## START

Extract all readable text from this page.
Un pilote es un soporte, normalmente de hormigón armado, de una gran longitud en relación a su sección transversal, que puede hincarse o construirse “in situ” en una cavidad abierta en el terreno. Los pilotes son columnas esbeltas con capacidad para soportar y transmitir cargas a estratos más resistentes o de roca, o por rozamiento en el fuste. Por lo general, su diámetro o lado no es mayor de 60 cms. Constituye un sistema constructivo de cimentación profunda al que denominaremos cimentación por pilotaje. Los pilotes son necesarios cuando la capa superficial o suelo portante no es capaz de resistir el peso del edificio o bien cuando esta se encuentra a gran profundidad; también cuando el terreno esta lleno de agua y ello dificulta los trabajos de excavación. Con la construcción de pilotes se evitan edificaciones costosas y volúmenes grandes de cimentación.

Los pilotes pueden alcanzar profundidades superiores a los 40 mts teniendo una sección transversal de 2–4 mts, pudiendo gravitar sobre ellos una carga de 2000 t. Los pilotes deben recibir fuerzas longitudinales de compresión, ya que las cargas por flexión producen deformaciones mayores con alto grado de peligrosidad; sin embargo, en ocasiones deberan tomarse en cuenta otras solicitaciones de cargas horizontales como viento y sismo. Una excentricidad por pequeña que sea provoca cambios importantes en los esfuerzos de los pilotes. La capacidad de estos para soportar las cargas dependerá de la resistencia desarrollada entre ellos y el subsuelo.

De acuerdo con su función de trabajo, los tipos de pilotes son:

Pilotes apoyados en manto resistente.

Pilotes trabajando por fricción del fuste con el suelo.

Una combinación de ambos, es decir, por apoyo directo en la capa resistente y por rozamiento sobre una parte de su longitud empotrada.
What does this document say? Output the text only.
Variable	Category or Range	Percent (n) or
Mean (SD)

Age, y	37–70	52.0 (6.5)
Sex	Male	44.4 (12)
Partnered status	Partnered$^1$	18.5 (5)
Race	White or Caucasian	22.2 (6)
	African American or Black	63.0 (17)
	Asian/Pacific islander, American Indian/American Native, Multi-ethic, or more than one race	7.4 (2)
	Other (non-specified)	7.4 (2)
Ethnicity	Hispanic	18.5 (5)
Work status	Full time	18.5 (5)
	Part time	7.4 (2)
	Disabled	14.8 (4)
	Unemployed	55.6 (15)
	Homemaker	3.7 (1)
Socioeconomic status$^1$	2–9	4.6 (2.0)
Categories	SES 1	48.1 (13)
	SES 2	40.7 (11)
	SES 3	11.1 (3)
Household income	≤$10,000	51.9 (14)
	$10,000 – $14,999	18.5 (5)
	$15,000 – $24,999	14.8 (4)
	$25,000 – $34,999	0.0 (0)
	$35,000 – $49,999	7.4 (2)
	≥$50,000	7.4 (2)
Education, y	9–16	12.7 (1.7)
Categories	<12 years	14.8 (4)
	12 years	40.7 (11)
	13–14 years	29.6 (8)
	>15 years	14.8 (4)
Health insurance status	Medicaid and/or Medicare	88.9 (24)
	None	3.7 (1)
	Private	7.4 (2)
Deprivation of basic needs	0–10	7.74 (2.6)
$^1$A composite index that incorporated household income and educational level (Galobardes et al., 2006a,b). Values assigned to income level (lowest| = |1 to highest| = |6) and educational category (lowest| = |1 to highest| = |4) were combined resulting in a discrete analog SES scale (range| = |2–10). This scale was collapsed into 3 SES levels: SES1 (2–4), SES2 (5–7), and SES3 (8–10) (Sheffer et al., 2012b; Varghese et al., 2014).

## END

Which lines of the data above contain "years"? Copy each one.

Categories	<12 years	14.8 (4)
	12 years	40.7 (11)
	13–14 years	29.6 (8)
	>15 years	14.8 (4)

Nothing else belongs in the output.